- [THE EXERCISE]
Reproduce this listing in full.
____
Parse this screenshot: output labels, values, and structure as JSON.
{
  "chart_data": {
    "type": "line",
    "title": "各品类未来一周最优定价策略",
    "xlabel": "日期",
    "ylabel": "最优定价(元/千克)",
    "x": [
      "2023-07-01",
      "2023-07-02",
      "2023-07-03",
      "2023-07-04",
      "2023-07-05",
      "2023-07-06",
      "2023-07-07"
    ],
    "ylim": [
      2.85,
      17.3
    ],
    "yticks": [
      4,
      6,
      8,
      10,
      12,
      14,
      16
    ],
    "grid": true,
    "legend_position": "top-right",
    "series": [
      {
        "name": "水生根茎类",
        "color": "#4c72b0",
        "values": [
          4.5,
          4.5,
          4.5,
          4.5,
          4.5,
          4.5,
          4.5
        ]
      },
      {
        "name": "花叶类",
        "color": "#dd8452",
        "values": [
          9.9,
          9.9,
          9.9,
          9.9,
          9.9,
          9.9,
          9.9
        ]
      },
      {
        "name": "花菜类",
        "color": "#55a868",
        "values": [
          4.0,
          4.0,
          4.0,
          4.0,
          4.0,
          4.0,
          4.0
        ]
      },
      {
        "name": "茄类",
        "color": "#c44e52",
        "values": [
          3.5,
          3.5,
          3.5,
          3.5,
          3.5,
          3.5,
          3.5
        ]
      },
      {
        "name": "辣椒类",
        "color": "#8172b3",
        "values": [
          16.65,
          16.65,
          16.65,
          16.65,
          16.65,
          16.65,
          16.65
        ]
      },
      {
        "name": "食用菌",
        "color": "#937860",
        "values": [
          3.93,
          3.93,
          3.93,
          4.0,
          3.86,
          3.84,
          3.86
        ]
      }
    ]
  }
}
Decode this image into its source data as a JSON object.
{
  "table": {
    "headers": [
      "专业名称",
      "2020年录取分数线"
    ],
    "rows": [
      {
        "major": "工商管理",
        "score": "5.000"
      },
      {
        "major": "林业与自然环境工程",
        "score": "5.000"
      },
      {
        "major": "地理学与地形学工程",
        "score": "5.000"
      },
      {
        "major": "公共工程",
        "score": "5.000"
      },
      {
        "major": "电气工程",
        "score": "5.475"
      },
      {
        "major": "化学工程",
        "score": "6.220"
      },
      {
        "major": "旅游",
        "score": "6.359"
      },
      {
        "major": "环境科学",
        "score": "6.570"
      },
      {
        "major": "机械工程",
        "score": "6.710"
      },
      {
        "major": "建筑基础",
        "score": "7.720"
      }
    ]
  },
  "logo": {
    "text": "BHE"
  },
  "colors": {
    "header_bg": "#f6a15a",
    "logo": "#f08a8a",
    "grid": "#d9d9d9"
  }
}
____
- [RESULT]
Parse this screenshot: output labels, values, and structure as JSON.
{
  "chart_data": {
    "type": "line",
    "title": "各品类未来一周最优定价策略",
    "xlabel": "日期",
    "ylabel": "最优定价(元/千克)",
    "x": [
      "2023-07-01",
      "2023-07-02",
      "2023-07-03",
      "2023-07-04",
      "2023-07-05",
      "2023-07-06",
      "2023-07-07"
    ],
    "ylim": [
      2.85,
      17.3
    ],
    "yticks": [
      4,
      6,
      8,
      10,
      12,
      14,
      16
    ],
    "grid": true,
    "legend_position": "top-right",
    "series": [
      {
        "name": "水生根茎类",
        "color": "#4c72b0",
        "values": [
          4.5,
          4.5,
          4.5,
          4.5,
          4.5,
          4.5,
          4.5
        ]
      },
      {
        "name": "花叶类",
        "color": "#dd8452",
        "values": [
          9.9,
          9.9,
          9.9,
          9.9,
          9.9,
          9.9,
          9.9
        ]
      },
      {
        "name": "花菜类",
        "color": "#55a868",
        "values": [
          4.0,
          4.0,
          4.0,
          4.0,
          4.0,
          4.0,
          4.0
        ]
      },
      {
        "name": "茄类",
        "color": "#c44e52",
        "values": [
          3.5,
          3.5,
          3.5,
          3.5,
          3.5,
          3.5,
          3.5
        ]
      },
      {
        "name": "辣椒类",
        "color": "#8172b3",
        "values": [
          16.65,
          16.65,
          16.65,
          16.65,
          16.65,
          16.65,
          16.65
        ]
      },
      {
        "name": "食用菌",
        "color": "#937860",
        "values": [
          3.93,
          3.93,
          3.93,
          4.0,
          3.86,
          3.84,
          3.86
        ]
      }
    ]
  }
}
Decode this image into its source data as a JSON object.
{
  "table": {
    "headers": [
      "专业名称",
      "2020年录取分数线"
    ],
    "rows": [
      {
        "major": "工商管理",
        "score": "5.000"
      },
      {
        "major": "林业与自然环境工程",
        "score": "5.000"
      },
      {
        "major": "地理学与地形学工程",
        "score": "5.000"
      },
      {
        "major": "公共工程",
        "score": "5.000"
      },
      {
        "major": "电气工程",
        "score": "5.475"
      },
      {
        "major": "化学工程",
        "score": "6.220"
      },
      {
        "major": "旅游",
        "score": "6.359"
      },
      {
        "major": "环境科学",
        "score": "6.570"
      },
      {
        "major": "机械工程",
        "score": "6.710"
      },
      {
        "major": "建筑基础",
        "score": "7.720"
      }
    ]
  },
  "logo": {
    "text": "BHE"
  },
  "colors": {
    "header_bg": "#f6a15a",
    "logo": "#f08a8a",
    "grid": "#d9d9d9"
  }
}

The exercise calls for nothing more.